Note de présentation
Rappel sur le crédit renouvelable
Un crédit renouvelable est un produit sur le principe assez simple mais dont le fonctionnement revet certains mécanismes qui le rendent difficile à appréhender par le consommateur.
Dans un crédit renouvelable, le client dispose d'un droit de tirage sur une ligne de crédit jusqu'à un encours maximum—nommé montant total du crédit. En échange il paye des intérets sur le montant effectivement emprunté.
Durant la vie du contrat, il y a des phases d'augmentation de la dette—le client se sert soit de l'instrument de paiement lié quand il existe, soit demande un virement—et des phases d'amortissement—il paye les intérêts et rembourse une partie du capital emprunté.
Dans certains pays le recours à ce type de crédit est quasi généralisé. En France il est plutôt utilisé par des clients en situation de fragilité financière et pour des montants somme-toute relativement faibles.
L'aspect ouvert de ces contrats amène les prêteurs à proposer des taux significativement plus élevés que les crédits « fermés » où le client emprunte une somme fixe d'argent et amortit le capital sur une durée déterminée à l'avance. En effet les incidents de défaut sont plus importants.
Les abus directement liés à la formule sont relatifs aux taux élevés et à la nature ouverte du produit. Ils permettent au prêteur d'accumuler des intérêts sur une longue durée.
Depuis des années la volonté constante du législateur et du régulateur tant au niveau européen que national est d'encadrer ces prêts à la consommation afin d'éviter les abus et de protéger les consommateurs.
Les deux principaux outils mis en place sont la limitation des taux via la réglementation sur l'usure et la limitation de la durée totale de remboursement. Conjointement, ils ont pour but d'éviter le piège de la dette éternelle en forçant les préteurs à limiter la durée maximale et les taux qu'ils pratiquent.
Rappel sur le cadre réglementaire
L'immense majorité du dispositif réglementaire sur le crédit en France y compris immobilier est repris dans le livre 3 du code de la consommation, articles L.311-1 à L.354-6 et D.312-1 à R.354-5. Le code monétaire et financier se contente de quelques définitions générales et renvoit pour l'essentiel au code de la consomation.
Pour ce qui est du crédit renouvelable, outre les généralités applicables à tous les types de crédit (TAEG et usure notamment), les sections applicables sont les articles L.312-57 à L.312-83 et les articles D.312-21 à D.312-31.
TAEG et des seuils de l'usure.
Le Taux Annualisé Effectif Global, un outil de comparaison à disposition du consommateur et du régulateur.

_ _ _ _ _ _ _

■ TRAVAIL DEMANDÉ
Recopiez à l'identique, s'il vous plaît, le passage de la note sur le crédit renouvelable qui commence aux mots « Dans un crédit » et s'arrête après les mots « somme-toute relativement faibles. ». Les lignes qui suivent proviennent d'une autre source.

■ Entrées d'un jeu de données
_ _ _ _ _ _ _

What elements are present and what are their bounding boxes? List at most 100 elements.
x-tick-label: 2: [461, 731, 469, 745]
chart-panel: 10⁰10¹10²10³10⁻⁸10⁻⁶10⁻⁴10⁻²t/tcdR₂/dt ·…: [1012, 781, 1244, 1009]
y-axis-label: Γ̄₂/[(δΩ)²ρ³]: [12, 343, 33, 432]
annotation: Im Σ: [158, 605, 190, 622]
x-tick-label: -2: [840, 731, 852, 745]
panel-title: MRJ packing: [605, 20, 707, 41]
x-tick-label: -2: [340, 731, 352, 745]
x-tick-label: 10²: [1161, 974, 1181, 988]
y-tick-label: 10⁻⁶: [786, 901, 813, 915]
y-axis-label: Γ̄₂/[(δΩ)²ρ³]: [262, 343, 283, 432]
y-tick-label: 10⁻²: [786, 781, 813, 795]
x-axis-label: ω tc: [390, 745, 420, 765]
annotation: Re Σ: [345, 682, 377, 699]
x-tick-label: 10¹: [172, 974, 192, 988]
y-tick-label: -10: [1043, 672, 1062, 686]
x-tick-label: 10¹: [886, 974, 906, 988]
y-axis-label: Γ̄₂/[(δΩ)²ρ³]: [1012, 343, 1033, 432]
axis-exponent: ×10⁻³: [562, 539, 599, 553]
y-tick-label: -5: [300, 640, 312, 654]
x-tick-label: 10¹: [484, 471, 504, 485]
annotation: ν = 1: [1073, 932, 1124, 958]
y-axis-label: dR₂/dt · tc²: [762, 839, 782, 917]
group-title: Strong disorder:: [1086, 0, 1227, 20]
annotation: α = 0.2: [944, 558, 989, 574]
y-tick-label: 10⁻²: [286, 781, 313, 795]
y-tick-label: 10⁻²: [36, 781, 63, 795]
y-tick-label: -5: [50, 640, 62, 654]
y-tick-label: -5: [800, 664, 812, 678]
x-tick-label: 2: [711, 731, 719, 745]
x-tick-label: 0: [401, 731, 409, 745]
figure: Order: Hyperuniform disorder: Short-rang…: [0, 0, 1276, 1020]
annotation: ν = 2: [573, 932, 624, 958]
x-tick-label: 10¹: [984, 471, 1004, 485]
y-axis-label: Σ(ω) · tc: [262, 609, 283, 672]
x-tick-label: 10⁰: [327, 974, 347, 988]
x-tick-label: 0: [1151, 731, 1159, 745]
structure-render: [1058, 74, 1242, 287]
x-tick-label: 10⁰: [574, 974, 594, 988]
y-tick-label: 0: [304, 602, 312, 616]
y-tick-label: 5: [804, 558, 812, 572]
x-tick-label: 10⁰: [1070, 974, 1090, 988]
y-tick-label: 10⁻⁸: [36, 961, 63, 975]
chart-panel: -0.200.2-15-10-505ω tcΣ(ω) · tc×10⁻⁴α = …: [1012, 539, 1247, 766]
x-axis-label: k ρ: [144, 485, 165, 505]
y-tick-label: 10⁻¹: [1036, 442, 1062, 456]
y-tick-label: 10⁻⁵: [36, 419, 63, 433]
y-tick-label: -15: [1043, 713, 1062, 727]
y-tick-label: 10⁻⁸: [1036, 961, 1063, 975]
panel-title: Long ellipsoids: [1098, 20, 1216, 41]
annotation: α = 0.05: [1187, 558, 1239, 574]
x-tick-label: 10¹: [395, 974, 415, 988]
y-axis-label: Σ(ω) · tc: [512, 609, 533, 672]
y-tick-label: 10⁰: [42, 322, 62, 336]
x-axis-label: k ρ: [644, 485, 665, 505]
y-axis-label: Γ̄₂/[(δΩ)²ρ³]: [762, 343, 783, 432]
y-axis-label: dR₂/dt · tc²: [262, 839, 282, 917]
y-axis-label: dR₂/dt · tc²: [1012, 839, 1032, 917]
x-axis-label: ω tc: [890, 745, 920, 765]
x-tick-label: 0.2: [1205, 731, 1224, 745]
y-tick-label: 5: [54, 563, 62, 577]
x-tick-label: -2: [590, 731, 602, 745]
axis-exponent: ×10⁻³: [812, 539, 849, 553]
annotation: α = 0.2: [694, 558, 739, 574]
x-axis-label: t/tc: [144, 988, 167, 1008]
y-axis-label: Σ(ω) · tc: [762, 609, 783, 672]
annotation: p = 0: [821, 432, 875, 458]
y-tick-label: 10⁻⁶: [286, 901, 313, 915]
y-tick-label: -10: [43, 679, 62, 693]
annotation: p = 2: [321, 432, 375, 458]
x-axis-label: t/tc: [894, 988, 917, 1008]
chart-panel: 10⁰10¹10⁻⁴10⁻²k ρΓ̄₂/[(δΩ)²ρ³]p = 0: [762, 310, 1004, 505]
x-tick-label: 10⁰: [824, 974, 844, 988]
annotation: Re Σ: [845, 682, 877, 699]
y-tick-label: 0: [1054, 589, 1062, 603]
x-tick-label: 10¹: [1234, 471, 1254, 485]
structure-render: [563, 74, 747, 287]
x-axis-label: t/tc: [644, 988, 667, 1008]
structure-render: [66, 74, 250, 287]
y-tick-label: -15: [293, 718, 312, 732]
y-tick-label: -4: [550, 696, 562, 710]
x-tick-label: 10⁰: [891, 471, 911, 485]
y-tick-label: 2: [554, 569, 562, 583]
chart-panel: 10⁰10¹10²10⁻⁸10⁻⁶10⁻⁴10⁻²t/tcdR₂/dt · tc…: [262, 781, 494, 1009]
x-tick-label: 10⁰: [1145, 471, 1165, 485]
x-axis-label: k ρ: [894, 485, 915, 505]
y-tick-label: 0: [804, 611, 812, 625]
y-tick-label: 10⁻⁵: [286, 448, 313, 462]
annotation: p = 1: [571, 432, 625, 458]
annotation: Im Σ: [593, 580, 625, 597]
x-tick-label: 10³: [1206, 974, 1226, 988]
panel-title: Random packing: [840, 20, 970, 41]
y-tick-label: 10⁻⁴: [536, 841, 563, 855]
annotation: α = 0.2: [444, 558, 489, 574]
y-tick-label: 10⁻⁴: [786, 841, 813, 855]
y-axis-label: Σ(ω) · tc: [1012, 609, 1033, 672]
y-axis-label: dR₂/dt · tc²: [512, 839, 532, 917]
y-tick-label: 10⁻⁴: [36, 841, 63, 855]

_ _ _ _ _ _ _

■ TÂCHE RÉALISÉE
Dans un crédit renouvelable, le client dispose d'un droit de tirage sur une ligne de crédit jusqu'à un encours maximum—nommé montant total du crédit. En échange il paye des intérets sur le montant effectivement emprunté.
Durant la vie du contrat, il y a des phases d'augmentation de la dette—le client se sert soit de l'instrument de paiement lié quand il existe, soit demande un virement—et des phases d'amortissement—il paye les intérêts et rembourse une partie du capital emprunté.
Dans certains pays le recours à ce type de crédit est quasi généralisé. En France il est plutôt utilisé par des clients en situation de fragilité financière et pour des montants somme-toute relativement faibles.